## INPUT DATA
※

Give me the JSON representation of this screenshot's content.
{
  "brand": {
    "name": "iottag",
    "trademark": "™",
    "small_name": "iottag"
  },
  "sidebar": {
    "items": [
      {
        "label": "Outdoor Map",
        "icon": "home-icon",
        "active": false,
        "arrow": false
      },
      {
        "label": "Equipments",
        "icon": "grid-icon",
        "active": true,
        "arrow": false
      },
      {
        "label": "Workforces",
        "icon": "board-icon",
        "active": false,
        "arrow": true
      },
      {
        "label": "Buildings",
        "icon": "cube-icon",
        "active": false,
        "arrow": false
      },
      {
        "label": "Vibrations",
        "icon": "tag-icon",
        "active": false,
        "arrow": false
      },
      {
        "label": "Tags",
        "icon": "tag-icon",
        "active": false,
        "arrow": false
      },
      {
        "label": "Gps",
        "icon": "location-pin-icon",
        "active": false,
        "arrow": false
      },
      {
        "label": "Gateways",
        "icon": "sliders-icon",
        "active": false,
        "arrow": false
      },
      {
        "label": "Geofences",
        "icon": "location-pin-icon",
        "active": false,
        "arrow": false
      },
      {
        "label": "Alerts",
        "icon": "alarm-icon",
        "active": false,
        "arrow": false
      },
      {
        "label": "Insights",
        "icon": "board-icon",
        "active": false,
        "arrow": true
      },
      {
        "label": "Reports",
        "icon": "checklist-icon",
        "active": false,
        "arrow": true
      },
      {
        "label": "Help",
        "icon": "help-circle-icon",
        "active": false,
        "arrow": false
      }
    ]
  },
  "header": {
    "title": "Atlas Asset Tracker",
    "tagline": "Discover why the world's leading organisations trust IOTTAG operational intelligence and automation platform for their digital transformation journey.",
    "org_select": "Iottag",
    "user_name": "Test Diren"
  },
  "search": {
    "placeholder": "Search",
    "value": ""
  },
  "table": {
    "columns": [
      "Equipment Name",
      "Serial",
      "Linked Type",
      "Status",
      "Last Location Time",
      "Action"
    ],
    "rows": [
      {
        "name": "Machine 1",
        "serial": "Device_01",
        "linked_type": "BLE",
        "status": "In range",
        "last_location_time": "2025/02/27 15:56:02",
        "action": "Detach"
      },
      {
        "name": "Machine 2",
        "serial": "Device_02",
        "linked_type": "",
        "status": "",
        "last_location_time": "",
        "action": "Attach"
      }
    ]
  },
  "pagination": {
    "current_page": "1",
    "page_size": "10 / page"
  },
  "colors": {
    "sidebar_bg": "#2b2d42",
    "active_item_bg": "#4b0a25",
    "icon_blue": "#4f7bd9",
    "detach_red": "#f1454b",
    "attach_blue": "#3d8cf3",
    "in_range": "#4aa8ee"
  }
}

※

## TASK GOAL
Please quote the records above exactly, without skipping a line.

## ANSWER TO THIS EXERCISE
Give me the JSON representation of this screenshot's content.
{
  "brand": {
    "name": "iottag",
    "trademark": "™",
    "small_name": "iottag"
  },
  "sidebar": {
    "items": [
      {
        "label": "Outdoor Map",
        "icon": "home-icon",
        "active": false,
        "arrow": false
      },
      {
        "label": "Equipments",
        "icon": "grid-icon",
        "active": true,
        "arrow": false
      },
      {
        "label": "Workforces",
        "icon": "board-icon",
        "active": false,
        "arrow": true
      },
      {
        "label": "Buildings",
        "icon": "cube-icon",
        "active": false,
        "arrow": false
      },
      {
        "label": "Vibrations",
        "icon": "tag-icon",
        "active": false,
        "arrow": false
      },
      {
        "label": "Tags",
        "icon": "tag-icon",
        "active": false,
        "arrow": false
      },
      {
        "label": "Gps",
        "icon": "location-pin-icon",
        "active": false,
        "arrow": false
      },
      {
        "label": "Gateways",
        "icon": "sliders-icon",
        "active": false,
        "arrow": false
      },
      {
        "label": "Geofences",
        "icon": "location-pin-icon",
        "active": false,
        "arrow": false
      },
      {
        "label": "Alerts",
        "icon": "alarm-icon",
        "active": false,
        "arrow": false
      },
      {
        "label": "Insights",
        "icon": "board-icon",
        "active": false,
        "arrow": true
      },
      {
        "label": "Reports",
        "icon": "checklist-icon",
        "active": false,
        "arrow": true
      },
      {
        "label": "Help",
        "icon": "help-circle-icon",
        "active": false,
        "arrow": false
      }
    ]
  },
  "header": {
    "title": "Atlas Asset Tracker",
    "tagline": "Discover why the world's leading organisations trust IOTTAG operational intelligence and automation platform for their digital transformation journey.",
    "org_select": "Iottag",
    "user_name": "Test Diren"
  },
  "search": {
    "placeholder": "Search",
    "value": ""
  },
  "table": {
    "columns": [
      "Equipment Name",
      "Serial",
      "Linked Type",
      "Status",
      "Last Location Time",
      "Action"
    ],
    "rows": [
      {
        "name": "Machine 1",
        "serial": "Device_01",
        "linked_type": "BLE",
        "status": "In range",
        "last_location_time": "2025/02/27 15:56:02",
        "action": "Detach"
      },
      {
        "name": "Machine 2",
        "serial": "Device_02",
        "linked_type": "",
        "status": "",
        "last_location_time": "",
        "action": "Attach"
      }
    ]
  },
  "pagination": {
    "current_page": "1",
    "page_size": "10 / page"
  },
  "colors": {
    "sidebar_bg": "#2b2d42",
    "active_item_bg": "#4b0a25",
    "icon_blue": "#4f7bd9",
    "detach_red": "#f1454b",
    "attach_blue": "#3d8cf3",
    "in_range": "#4aa8ee"
  }
}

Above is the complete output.